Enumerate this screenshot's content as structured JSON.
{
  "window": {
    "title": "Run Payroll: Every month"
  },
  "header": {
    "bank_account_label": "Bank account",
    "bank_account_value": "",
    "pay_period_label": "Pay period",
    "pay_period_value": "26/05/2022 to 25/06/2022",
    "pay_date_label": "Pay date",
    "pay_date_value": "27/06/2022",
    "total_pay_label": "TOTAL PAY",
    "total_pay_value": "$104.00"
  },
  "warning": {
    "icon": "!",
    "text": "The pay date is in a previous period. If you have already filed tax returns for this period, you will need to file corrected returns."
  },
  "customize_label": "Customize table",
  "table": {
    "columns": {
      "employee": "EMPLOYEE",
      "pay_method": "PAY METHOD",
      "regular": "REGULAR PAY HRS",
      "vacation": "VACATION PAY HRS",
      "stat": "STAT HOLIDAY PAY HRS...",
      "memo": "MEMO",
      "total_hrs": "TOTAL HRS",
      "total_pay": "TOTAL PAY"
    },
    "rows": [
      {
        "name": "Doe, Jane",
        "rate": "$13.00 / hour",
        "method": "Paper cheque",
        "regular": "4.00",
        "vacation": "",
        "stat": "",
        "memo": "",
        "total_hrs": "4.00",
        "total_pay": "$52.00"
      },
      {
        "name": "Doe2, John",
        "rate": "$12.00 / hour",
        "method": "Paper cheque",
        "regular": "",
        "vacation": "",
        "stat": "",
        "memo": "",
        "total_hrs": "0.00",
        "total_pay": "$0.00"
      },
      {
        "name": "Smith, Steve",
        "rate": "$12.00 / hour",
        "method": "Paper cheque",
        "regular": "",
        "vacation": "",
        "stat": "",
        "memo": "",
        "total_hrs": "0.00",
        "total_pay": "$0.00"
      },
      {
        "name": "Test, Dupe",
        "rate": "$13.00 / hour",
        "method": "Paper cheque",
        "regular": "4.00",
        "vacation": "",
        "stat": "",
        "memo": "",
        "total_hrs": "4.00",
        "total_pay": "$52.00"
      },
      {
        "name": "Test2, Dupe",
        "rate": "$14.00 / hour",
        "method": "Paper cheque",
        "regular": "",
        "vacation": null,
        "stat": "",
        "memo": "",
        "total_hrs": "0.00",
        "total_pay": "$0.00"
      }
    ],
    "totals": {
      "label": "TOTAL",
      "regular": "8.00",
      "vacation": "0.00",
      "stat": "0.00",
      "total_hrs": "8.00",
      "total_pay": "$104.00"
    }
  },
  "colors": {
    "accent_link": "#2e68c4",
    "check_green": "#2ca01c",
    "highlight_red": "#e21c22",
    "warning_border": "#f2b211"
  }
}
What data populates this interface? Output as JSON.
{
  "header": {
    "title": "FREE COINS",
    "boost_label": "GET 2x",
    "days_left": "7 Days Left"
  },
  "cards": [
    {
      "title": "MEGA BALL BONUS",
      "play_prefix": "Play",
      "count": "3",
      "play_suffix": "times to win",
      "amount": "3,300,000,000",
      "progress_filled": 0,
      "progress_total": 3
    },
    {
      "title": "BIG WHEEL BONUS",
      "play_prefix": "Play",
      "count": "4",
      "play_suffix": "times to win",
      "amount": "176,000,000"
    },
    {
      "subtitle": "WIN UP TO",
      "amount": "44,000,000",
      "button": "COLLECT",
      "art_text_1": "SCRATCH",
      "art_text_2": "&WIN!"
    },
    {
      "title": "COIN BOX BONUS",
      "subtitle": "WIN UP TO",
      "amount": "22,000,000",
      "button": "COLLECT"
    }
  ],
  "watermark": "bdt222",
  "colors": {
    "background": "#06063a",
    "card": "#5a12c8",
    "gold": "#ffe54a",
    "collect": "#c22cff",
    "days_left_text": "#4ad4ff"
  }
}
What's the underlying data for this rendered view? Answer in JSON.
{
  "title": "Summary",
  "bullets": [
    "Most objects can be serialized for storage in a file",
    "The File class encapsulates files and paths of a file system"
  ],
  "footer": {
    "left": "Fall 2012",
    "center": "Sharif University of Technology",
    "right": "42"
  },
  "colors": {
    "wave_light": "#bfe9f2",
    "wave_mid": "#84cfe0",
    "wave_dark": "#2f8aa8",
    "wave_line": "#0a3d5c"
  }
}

◇ ◇ ◇

**REQUIRED TASK**
Copy each line of the listing that contains the string "data".

**THE RESPONSE**
What data populates this interface? Output as JSON.
What's the underlying data for this rendered view? Answer in JSON.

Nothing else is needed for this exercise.